• [Exercise directions] Set the listing down again in full, word for word, with the pictures left out.

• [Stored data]
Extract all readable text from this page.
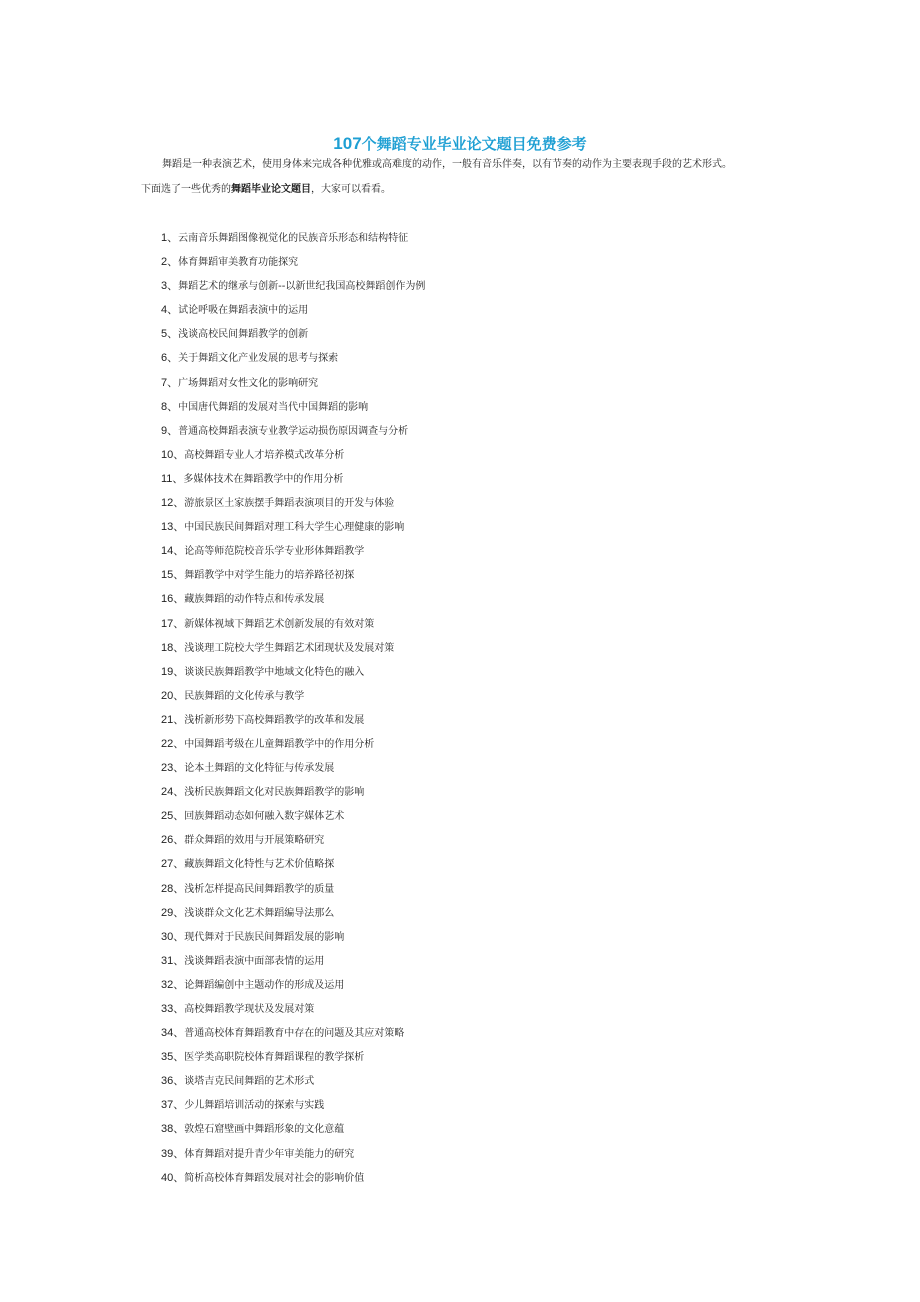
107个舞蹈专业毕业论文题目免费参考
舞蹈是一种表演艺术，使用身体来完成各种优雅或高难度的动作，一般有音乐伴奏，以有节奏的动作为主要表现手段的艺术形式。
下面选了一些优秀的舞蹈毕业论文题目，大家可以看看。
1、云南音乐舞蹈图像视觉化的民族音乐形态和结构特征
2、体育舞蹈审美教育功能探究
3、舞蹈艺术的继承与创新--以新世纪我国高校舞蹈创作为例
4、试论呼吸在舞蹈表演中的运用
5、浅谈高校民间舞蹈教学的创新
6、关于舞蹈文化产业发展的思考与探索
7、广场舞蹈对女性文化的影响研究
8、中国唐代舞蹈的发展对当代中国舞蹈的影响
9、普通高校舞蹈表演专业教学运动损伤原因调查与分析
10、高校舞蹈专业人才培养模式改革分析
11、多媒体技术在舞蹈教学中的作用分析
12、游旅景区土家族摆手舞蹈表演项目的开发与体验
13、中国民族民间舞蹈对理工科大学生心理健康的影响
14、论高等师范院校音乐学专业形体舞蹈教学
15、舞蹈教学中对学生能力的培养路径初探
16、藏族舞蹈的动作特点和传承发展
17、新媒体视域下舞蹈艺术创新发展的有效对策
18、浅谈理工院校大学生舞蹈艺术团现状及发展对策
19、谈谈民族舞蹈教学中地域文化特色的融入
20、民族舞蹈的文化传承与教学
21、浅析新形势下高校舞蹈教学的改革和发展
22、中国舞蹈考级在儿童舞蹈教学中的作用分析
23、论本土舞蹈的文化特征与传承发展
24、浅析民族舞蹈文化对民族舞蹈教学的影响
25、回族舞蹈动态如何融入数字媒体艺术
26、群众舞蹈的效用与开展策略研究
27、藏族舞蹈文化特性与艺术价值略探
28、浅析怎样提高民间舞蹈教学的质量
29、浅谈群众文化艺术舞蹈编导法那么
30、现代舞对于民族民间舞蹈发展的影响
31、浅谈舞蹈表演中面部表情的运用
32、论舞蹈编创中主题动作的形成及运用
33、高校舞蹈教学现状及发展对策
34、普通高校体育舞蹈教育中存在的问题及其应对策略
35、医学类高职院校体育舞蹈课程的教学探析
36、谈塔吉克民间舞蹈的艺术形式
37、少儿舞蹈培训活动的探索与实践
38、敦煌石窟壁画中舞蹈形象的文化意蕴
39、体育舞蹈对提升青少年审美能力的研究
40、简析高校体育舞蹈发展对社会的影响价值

• [Completed task]
Extract all readable text from this page.
107个舞蹈专业毕业论文题目免费参考
舞蹈是一种表演艺术，使用身体来完成各种优雅或高难度的动作，一般有音乐伴奏，以有节奏的动作为主要表现手段的艺术形式。
下面选了一些优秀的舞蹈毕业论文题目，大家可以看看。
1、云南音乐舞蹈图像视觉化的民族音乐形态和结构特征
2、体育舞蹈审美教育功能探究
3、舞蹈艺术的继承与创新--以新世纪我国高校舞蹈创作为例
4、试论呼吸在舞蹈表演中的运用
5、浅谈高校民间舞蹈教学的创新
6、关于舞蹈文化产业发展的思考与探索
7、广场舞蹈对女性文化的影响研究
8、中国唐代舞蹈的发展对当代中国舞蹈的影响
9、普通高校舞蹈表演专业教学运动损伤原因调查与分析
10、高校舞蹈专业人才培养模式改革分析
11、多媒体技术在舞蹈教学中的作用分析
12、游旅景区土家族摆手舞蹈表演项目的开发与体验
13、中国民族民间舞蹈对理工科大学生心理健康的影响
14、论高等师范院校音乐学专业形体舞蹈教学
15、舞蹈教学中对学生能力的培养路径初探
16、藏族舞蹈的动作特点和传承发展
17、新媒体视域下舞蹈艺术创新发展的有效对策
18、浅谈理工院校大学生舞蹈艺术团现状及发展对策
19、谈谈民族舞蹈教学中地域文化特色的融入
20、民族舞蹈的文化传承与教学
21、浅析新形势下高校舞蹈教学的改革和发展
22、中国舞蹈考级在儿童舞蹈教学中的作用分析
23、论本土舞蹈的文化特征与传承发展
24、浅析民族舞蹈文化对民族舞蹈教学的影响
25、回族舞蹈动态如何融入数字媒体艺术
26、群众舞蹈的效用与开展策略研究
27、藏族舞蹈文化特性与艺术价值略探
28、浅析怎样提高民间舞蹈教学的质量
29、浅谈群众文化艺术舞蹈编导法那么
30、现代舞对于民族民间舞蹈发展的影响
31、浅谈舞蹈表演中面部表情的运用
32、论舞蹈编创中主题动作的形成及运用
33、高校舞蹈教学现状及发展对策
34、普通高校体育舞蹈教育中存在的问题及其应对策略
35、医学类高职院校体育舞蹈课程的教学探析
36、谈塔吉克民间舞蹈的艺术形式
37、少儿舞蹈培训活动的探索与实践
38、敦煌石窟壁画中舞蹈形象的文化意蕴
39、体育舞蹈对提升青少年审美能力的研究
40、简析高校体育舞蹈发展对社会的影响价值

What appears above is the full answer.